**Short exercise**
Write out the entire listing below exactly, with the pictures left out.

**Records for the task**

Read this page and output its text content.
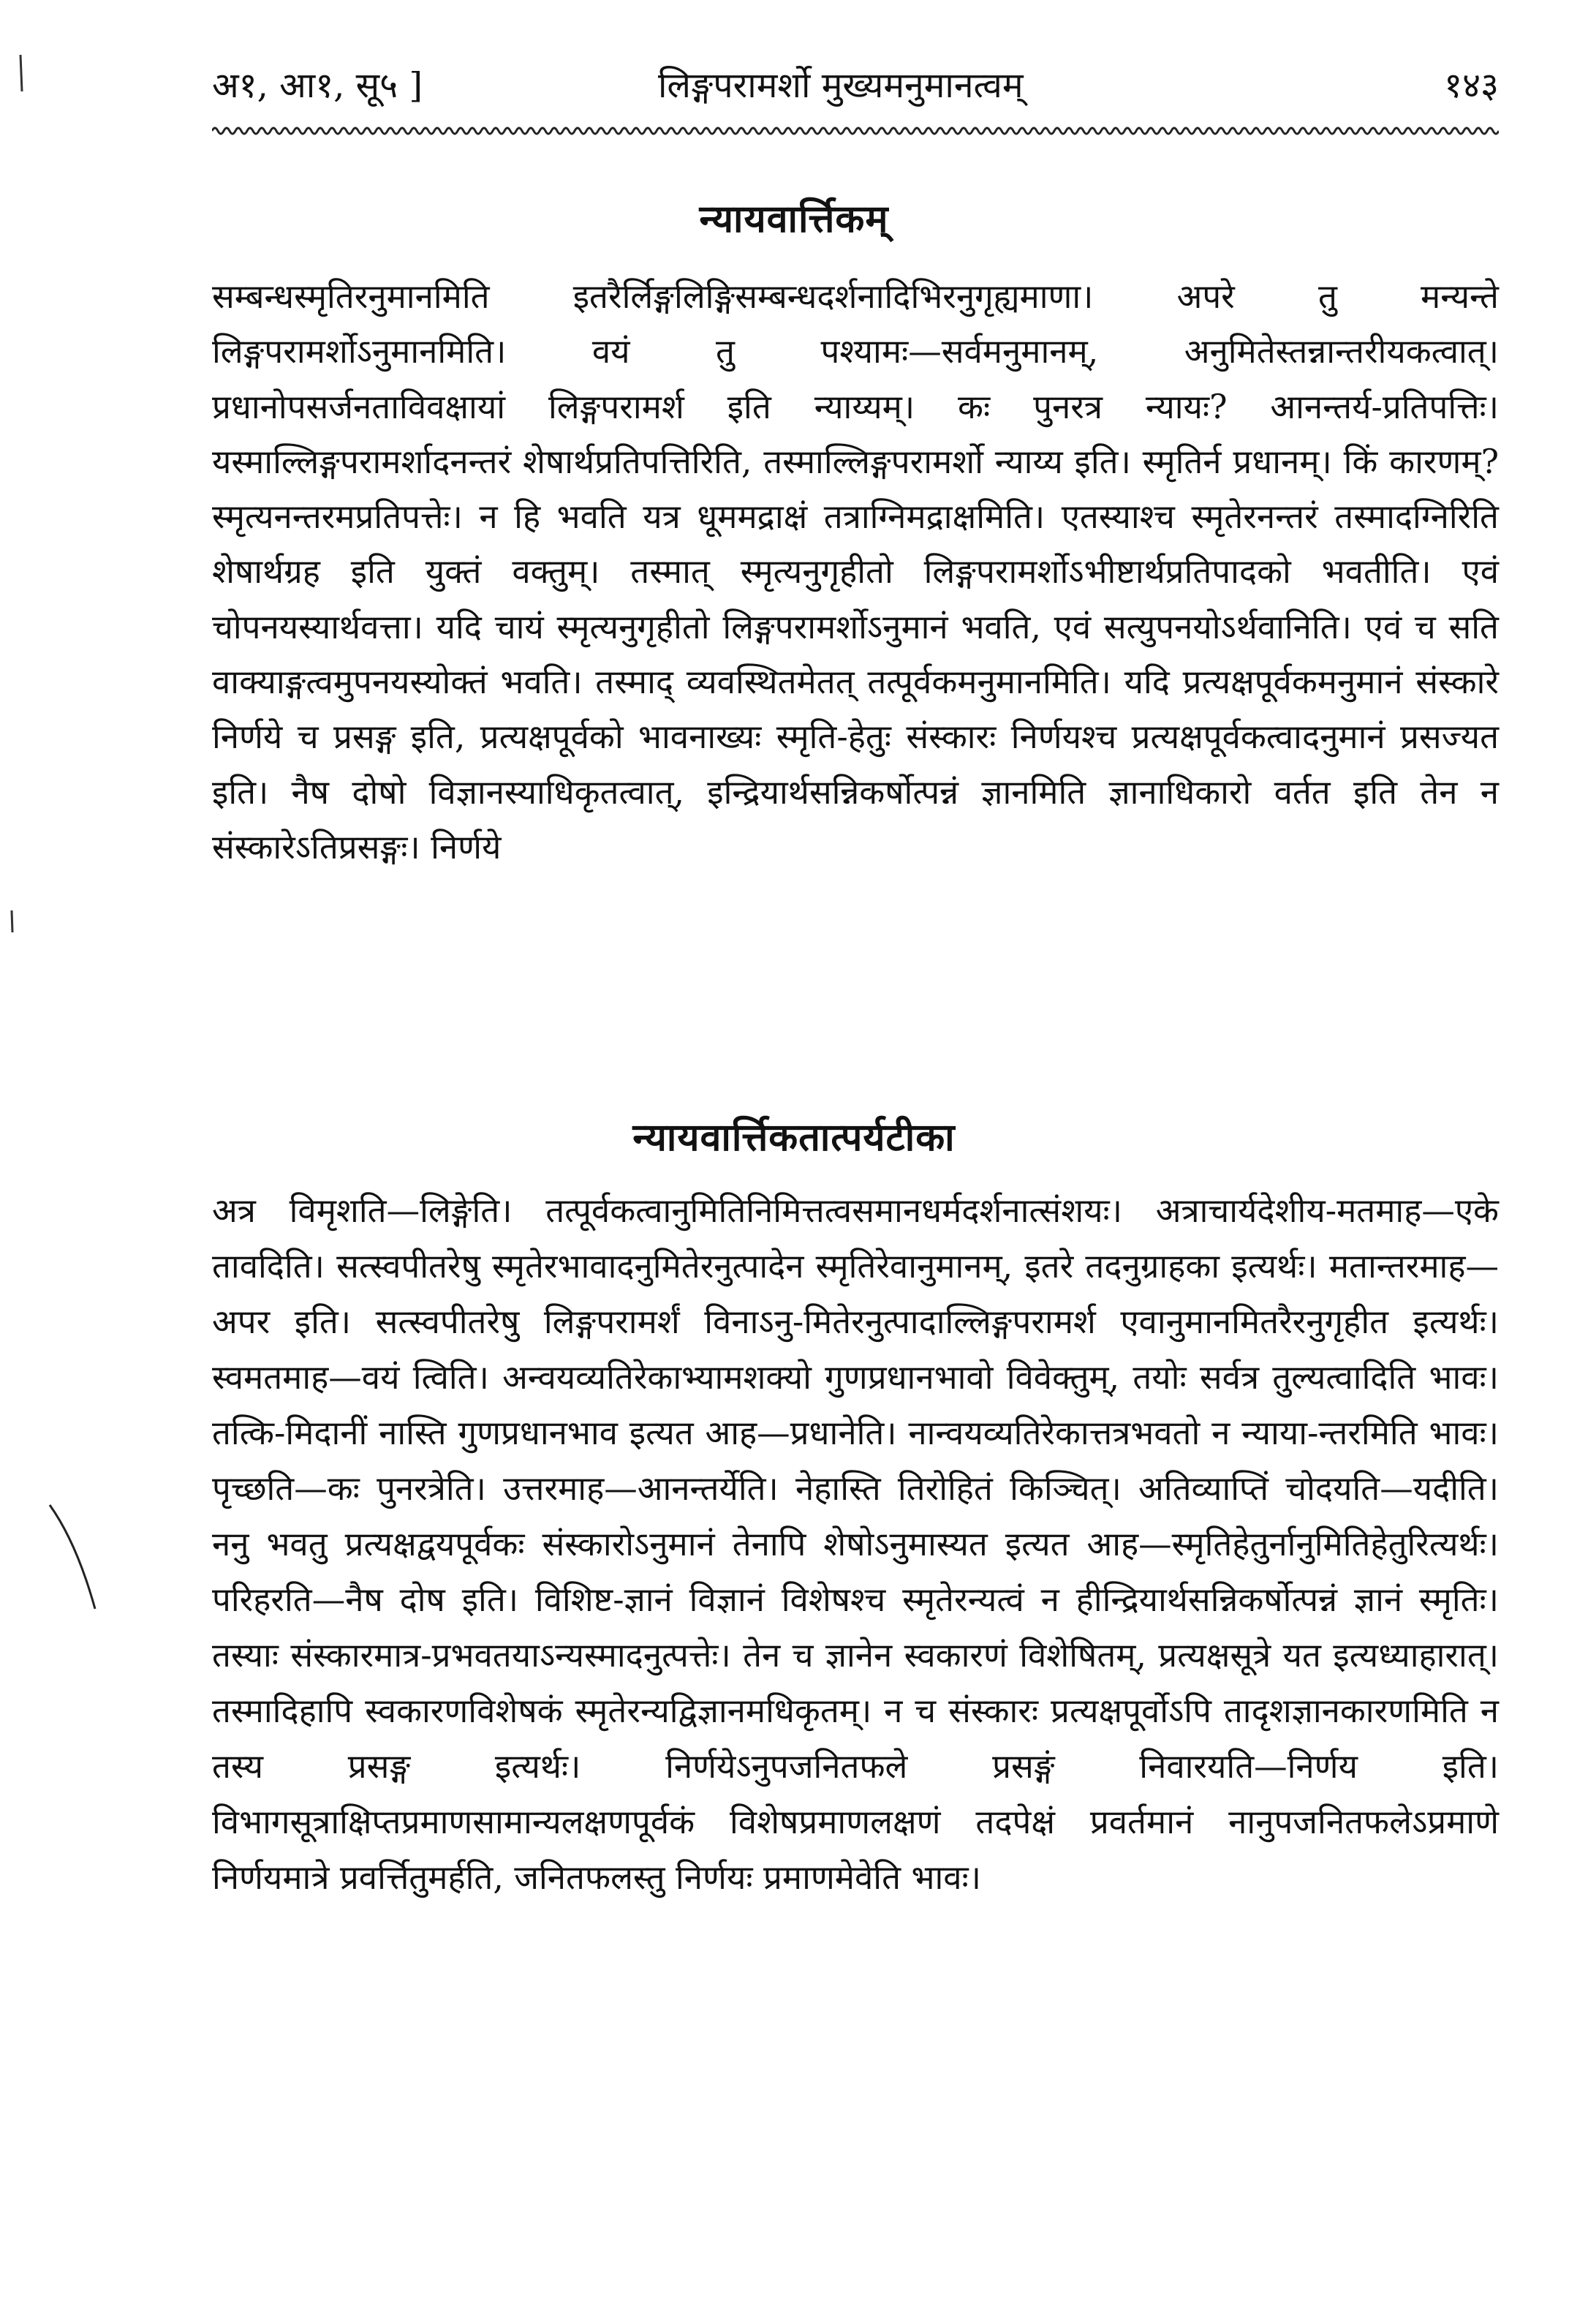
अ१, आ१, सू५ ]	लिङ्गपरामर्शो मुख्यमनुमानत्वम्	१४३
न्यायवार्त्तिकम्
सम्बन्धस्मृतिरनुमानमिति इतरैर्लिङ्गलिङ्गिसम्बन्धदर्शनादिभिरनुगृह्यमाणा। अपरे तु मन्यन्ते लिङ्गपरामर्शोऽनुमानमिति। वयं तु पश्यामः—सर्वमनुमानम्, अनुमितेस्तन्नान्तरीयकत्वात्। प्रधानोपसर्जनताविवक्षायां लिङ्गपरामर्श इति न्याय्यम्। कः पुनरत्र न्यायः? आनन्तर्य-प्रतिपत्तिः। यस्माल्लिङ्गपरामर्शादनन्तरं शेषार्थप्रतिपत्तिरिति, तस्माल्लिङ्गपरामर्शो न्याय्य इति। स्मृतिर्न प्रधानम्। किं कारणम्? स्मृत्यनन्तरमप्रतिपत्तेः। न हि भवति यत्र धूममद्राक्षं तत्राग्निमद्राक्षमिति। एतस्याश्च स्मृतेरनन्तरं तस्मादग्निरिति शेषार्थग्रह इति युक्तं वक्तुम्। तस्मात् स्मृत्यनुगृहीतो लिङ्गपरामर्शोऽभीष्टार्थप्रतिपादको भवतीति। एवं चोपनयस्यार्थवत्ता। यदि चायं स्मृत्यनुगृहीतो लिङ्गपरामर्शोऽनुमानं भवति, एवं सत्युपनयोऽर्थवानिति। एवं च सति वाक्याङ्गत्वमुपनयस्योक्तं भवति। तस्माद् व्यवस्थितमेतत् तत्पूर्वकमनुमानमिति। यदि प्रत्यक्षपूर्वकमनुमानं संस्कारे निर्णये च प्रसङ्ग इति, प्रत्यक्षपूर्वको भावनाख्यः स्मृति-हेतुः संस्कारः निर्णयश्च प्रत्यक्षपूर्वकत्वादनुमानं प्रसज्यत इति। नैष दोषो विज्ञानस्याधिकृतत्वात्, इन्द्रियार्थसन्निकर्षोत्पन्नं ज्ञानमिति ज्ञानाधिकारो वर्तत इति तेन न संस्कारेऽतिप्रसङ्गः। निर्णये
न्यायवार्त्तिकतात्पर्यटीका
अत्र विमृशति—लिङ्गेति। तत्पूर्वकत्वानुमितिनिमित्तत्वसमानधर्मदर्शनात्संशयः। अत्राचार्यदेशीय-मतमाह—एके तावदिति। सत्स्वपीतरेषु स्मृतेरभावादनुमितेरनुत्पादेन स्मृतिरेवानुमानम्, इतरे तदनुग्राहका इत्यर्थः। मतान्तरमाह—अपर इति। सत्स्वपीतरेषु लिङ्गपरामर्शं विनाऽनु-मितेरनुत्पादाल्लिङ्गपरामर्श एवानुमानमितरैरनुगृहीत इत्यर्थः। स्वमतमाह—वयं त्विति। अन्वयव्यतिरेकाभ्यामशक्यो गुणप्रधानभावो विवेक्तुम्, तयोः सर्वत्र तुल्यत्वादिति भावः। तत्कि-मिदानीं नास्ति गुणप्रधानभाव इत्यत आह—प्रधानेति। नान्वयव्यतिरेकात्तत्रभवतो न न्याया-न्तरमिति भावः। पृच्छति—कः पुनरत्रेति। उत्तरमाह—आनन्तर्येति। नेहास्ति तिरोहितं किञ्चित्। अतिव्याप्तिं चोदयति—यदीति। ननु भवतु प्रत्यक्षद्वयपूर्वकः संस्कारोऽनुमानं तेनापि शेषोऽनुमास्यत इत्यत आह—स्मृतिहेतुर्नानुमितिहेतुरित्यर्थः। परिहरति—नैष दोष इति। विशिष्ट-ज्ञानं विज्ञानं विशेषश्च स्मृतेरन्यत्वं न हीन्द्रियार्थसन्निकर्षोत्पन्नं ज्ञानं स्मृतिः। तस्याः संस्कारमात्र-प्रभवतयाऽन्यस्मादनुत्पत्तेः। तेन च ज्ञानेन स्वकारणं विशेषितम्, प्रत्यक्षसूत्रे यत इत्यध्याहारात्। तस्मादिहापि स्वकारणविशेषकं स्मृतेरन्यद्विज्ञानमधिकृतम्। न च संस्कारः प्रत्यक्षपूर्वोऽपि तादृशज्ञानकारणमिति न तस्य प्रसङ्ग इत्यर्थः। निर्णयेऽनुपजनितफले प्रसङ्गं निवारयति—निर्णय इति। विभागसूत्राक्षिप्तप्रमाणसामान्यलक्षणपूर्वकं विशेषप्रमाणलक्षणं तदपेक्षं प्रवर्तमानं नानुपजनितफलेऽप्रमाणे निर्णयमात्रे प्रवर्त्तितुमर्हति, जनितफलस्तु निर्णयः प्रमाणमेवेति भावः।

**Task solution**
Read this page and output its text content.
अ१, आ१, सू५ ]	लिङ्गपरामर्शो मुख्यमनुमानत्वम्	१४३
न्यायवार्त्तिकम्
सम्बन्धस्मृतिरनुमानमिति इतरैर्लिङ्गलिङ्गिसम्बन्धदर्शनादिभिरनुगृह्यमाणा। अपरे तु मन्यन्ते लिङ्गपरामर्शोऽनुमानमिति। वयं तु पश्यामः—सर्वमनुमानम्, अनुमितेस्तन्नान्तरीयकत्वात्। प्रधानोपसर्जनताविवक्षायां लिङ्गपरामर्श इति न्याय्यम्। कः पुनरत्र न्यायः? आनन्तर्य-प्रतिपत्तिः। यस्माल्लिङ्गपरामर्शादनन्तरं शेषार्थप्रतिपत्तिरिति, तस्माल्लिङ्गपरामर्शो न्याय्य इति। स्मृतिर्न प्रधानम्। किं कारणम्? स्मृत्यनन्तरमप्रतिपत्तेः। न हि भवति यत्र धूममद्राक्षं तत्राग्निमद्राक्षमिति। एतस्याश्च स्मृतेरनन्तरं तस्मादग्निरिति शेषार्थग्रह इति युक्तं वक्तुम्। तस्मात् स्मृत्यनुगृहीतो लिङ्गपरामर्शोऽभीष्टार्थप्रतिपादको भवतीति। एवं चोपनयस्यार्थवत्ता। यदि चायं स्मृत्यनुगृहीतो लिङ्गपरामर्शोऽनुमानं भवति, एवं सत्युपनयोऽर्थवानिति। एवं च सति वाक्याङ्गत्वमुपनयस्योक्तं भवति। तस्माद् व्यवस्थितमेतत् तत्पूर्वकमनुमानमिति। यदि प्रत्यक्षपूर्वकमनुमानं संस्कारे निर्णये च प्रसङ्ग इति, प्रत्यक्षपूर्वको भावनाख्यः स्मृति-हेतुः संस्कारः निर्णयश्च प्रत्यक्षपूर्वकत्वादनुमानं प्रसज्यत इति। नैष दोषो विज्ञानस्याधिकृतत्वात्, इन्द्रियार्थसन्निकर्षोत्पन्नं ज्ञानमिति ज्ञानाधिकारो वर्तत इति तेन न संस्कारेऽतिप्रसङ्गः। निर्णये
न्यायवार्त्तिकतात्पर्यटीका
अत्र विमृशति—लिङ्गेति। तत्पूर्वकत्वानुमितिनिमित्तत्वसमानधर्मदर्शनात्संशयः। अत्राचार्यदेशीय-मतमाह—एके तावदिति। सत्स्वपीतरेषु स्मृतेरभावादनुमितेरनुत्पादेन स्मृतिरेवानुमानम्, इतरे तदनुग्राहका इत्यर्थः। मतान्तरमाह—अपर इति। सत्स्वपीतरेषु लिङ्गपरामर्शं विनाऽनु-मितेरनुत्पादाल्लिङ्गपरामर्श एवानुमानमितरैरनुगृहीत इत्यर्थः। स्वमतमाह—वयं त्विति। अन्वयव्यतिरेकाभ्यामशक्यो गुणप्रधानभावो विवेक्तुम्, तयोः सर्वत्र तुल्यत्वादिति भावः। तत्कि-मिदानीं नास्ति गुणप्रधानभाव इत्यत आह—प्रधानेति। नान्वयव्यतिरेकात्तत्रभवतो न न्याया-न्तरमिति भावः। पृच्छति—कः पुनरत्रेति। उत्तरमाह—आनन्तर्येति। नेहास्ति तिरोहितं किञ्चित्। अतिव्याप्तिं चोदयति—यदीति। ननु भवतु प्रत्यक्षद्वयपूर्वकः संस्कारोऽनुमानं तेनापि शेषोऽनुमास्यत इत्यत आह—स्मृतिहेतुर्नानुमितिहेतुरित्यर्थः। परिहरति—नैष दोष इति। विशिष्ट-ज्ञानं विज्ञानं विशेषश्च स्मृतेरन्यत्वं न हीन्द्रियार्थसन्निकर्षोत्पन्नं ज्ञानं स्मृतिः। तस्याः संस्कारमात्र-प्रभवतयाऽन्यस्मादनुत्पत्तेः। तेन च ज्ञानेन स्वकारणं विशेषितम्, प्रत्यक्षसूत्रे यत इत्यध्याहारात्। तस्मादिहापि स्वकारणविशेषकं स्मृतेरन्यद्विज्ञानमधिकृतम्। न च संस्कारः प्रत्यक्षपूर्वोऽपि तादृशज्ञानकारणमिति न तस्य प्रसङ्ग इत्यर्थः। निर्णयेऽनुपजनितफले प्रसङ्गं निवारयति—निर्णय इति। विभागसूत्राक्षिप्तप्रमाणसामान्यलक्षणपूर्वकं विशेषप्रमाणलक्षणं तदपेक्षं प्रवर्तमानं नानुपजनितफलेऽप्रमाणे निर्णयमात्रे प्रवर्त्तितुमर्हति, जनितफलस्तु निर्णयः प्रमाणमेवेति भावः।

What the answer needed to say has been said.